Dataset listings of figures
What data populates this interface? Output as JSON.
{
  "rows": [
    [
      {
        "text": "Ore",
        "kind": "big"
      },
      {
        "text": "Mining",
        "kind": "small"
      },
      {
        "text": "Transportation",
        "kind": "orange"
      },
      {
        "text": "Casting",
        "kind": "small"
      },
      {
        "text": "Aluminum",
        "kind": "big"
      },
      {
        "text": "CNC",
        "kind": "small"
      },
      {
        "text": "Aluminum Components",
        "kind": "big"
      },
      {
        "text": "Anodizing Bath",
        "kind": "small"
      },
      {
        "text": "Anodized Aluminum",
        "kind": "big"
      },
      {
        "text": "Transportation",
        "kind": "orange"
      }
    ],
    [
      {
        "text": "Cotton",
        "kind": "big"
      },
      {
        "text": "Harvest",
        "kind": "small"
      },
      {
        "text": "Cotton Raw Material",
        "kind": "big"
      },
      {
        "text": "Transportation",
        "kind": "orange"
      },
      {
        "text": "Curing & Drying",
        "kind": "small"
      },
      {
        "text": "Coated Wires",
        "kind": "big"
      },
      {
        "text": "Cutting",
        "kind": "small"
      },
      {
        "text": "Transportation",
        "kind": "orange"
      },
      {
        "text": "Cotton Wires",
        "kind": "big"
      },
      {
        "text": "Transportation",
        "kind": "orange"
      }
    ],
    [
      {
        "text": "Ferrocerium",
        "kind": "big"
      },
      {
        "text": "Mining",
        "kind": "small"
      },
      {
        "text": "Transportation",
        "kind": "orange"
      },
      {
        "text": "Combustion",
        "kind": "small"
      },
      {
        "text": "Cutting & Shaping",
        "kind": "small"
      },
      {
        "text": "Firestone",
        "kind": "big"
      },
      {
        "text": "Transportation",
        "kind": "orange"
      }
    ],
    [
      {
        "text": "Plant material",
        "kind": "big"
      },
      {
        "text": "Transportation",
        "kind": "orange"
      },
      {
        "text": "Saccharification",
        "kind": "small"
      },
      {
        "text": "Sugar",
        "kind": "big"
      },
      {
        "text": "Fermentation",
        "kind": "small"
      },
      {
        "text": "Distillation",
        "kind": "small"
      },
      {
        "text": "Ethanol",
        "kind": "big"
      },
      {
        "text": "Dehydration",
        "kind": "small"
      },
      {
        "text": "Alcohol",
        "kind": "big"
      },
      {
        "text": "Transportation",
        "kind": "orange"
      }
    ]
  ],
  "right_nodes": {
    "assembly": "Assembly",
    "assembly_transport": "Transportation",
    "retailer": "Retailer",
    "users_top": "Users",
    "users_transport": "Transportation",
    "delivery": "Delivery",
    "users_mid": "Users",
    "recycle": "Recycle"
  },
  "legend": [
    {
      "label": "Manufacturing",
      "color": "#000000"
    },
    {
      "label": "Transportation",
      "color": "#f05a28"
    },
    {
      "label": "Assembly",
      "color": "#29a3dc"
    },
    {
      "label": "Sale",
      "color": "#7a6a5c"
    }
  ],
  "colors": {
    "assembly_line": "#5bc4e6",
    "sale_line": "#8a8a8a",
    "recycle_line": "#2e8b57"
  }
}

What to do | Please quote every record above exactly as it appears.

The answer |
What data populates this interface? Output as JSON.
{
  "rows": [
    [
      {
        "text": "Ore",
        "kind": "big"
      },
      {
        "text": "Mining",
        "kind": "small"
      },
      {
        "text": "Transportation",
        "kind": "orange"
      },
      {
        "text": "Casting",
        "kind": "small"
      },
      {
        "text": "Aluminum",
        "kind": "big"
      },
      {
        "text": "CNC",
        "kind": "small"
      },
      {
        "text": "Aluminum Components",
        "kind": "big"
      },
      {
        "text": "Anodizing Bath",
        "kind": "small"
      },
      {
        "text": "Anodized Aluminum",
        "kind": "big"
      },
      {
        "text": "Transportation",
        "kind": "orange"
      }
    ],
    [
      {
        "text": "Cotton",
        "kind": "big"
      },
      {
        "text": "Harvest",
        "kind": "small"
      },
      {
        "text": "Cotton Raw Material",
        "kind": "big"
      },
      {
        "text": "Transportation",
        "kind": "orange"
      },
      {
        "text": "Curing & Drying",
        "kind": "small"
      },
      {
        "text": "Coated Wires",
        "kind": "big"
      },
      {
        "text": "Cutting",
        "kind": "small"
      },
      {
        "text": "Transportation",
        "kind": "orange"
      },
      {
        "text": "Cotton Wires",
        "kind": "big"
      },
      {
        "text": "Transportation",
        "kind": "orange"
      }
    ],
    [
      {
        "text": "Ferrocerium",
        "kind": "big"
      },
      {
        "text": "Mining",
        "kind": "small"
      },
      {
        "text": "Transportation",
        "kind": "orange"
      },
      {
        "text": "Combustion",
        "kind": "small"
      },
      {
        "text": "Cutting & Shaping",
        "kind": "small"
      },
      {
        "text": "Firestone",
        "kind": "big"
      },
      {
        "text": "Transportation",
        "kind": "orange"
      }
    ],
    [
      {
        "text": "Plant material",
        "kind": "big"
      },
      {
        "text": "Transportation",
        "kind": "orange"
      },
      {
        "text": "Saccharification",
        "kind": "small"
      },
      {
        "text": "Sugar",
        "kind": "big"
      },
      {
        "text": "Fermentation",
        "kind": "small"
      },
      {
        "text": "Distillation",
        "kind": "small"
      },
      {
        "text": "Ethanol",
        "kind": "big"
      },
      {
        "text": "Dehydration",
        "kind": "small"
      },
      {
        "text": "Alcohol",
        "kind": "big"
      },
      {
        "text": "Transportation",
        "kind": "orange"
      }
    ]
  ],
  "right_nodes": {
    "assembly": "Assembly",
    "assembly_transport": "Transportation",
    "retailer": "Retailer",
    "users_top": "Users",
    "users_transport": "Transportation",
    "delivery": "Delivery",
    "users_mid": "Users",
    "recycle": "Recycle"
  },
  "legend": [
    {
      "label": "Manufacturing",
      "color": "#000000"
    },
    {
      "label": "Transportation",
      "color": "#f05a28"
    },
    {
      "label": "Assembly",
      "color": "#29a3dc"
    },
    {
      "label": "Sale",
      "color": "#7a6a5c"
    }
  ],
  "colors": {
    "assembly_line": "#5bc4e6",
    "sale_line": "#8a8a8a",
    "recycle_line": "#2e8b57"
  }
}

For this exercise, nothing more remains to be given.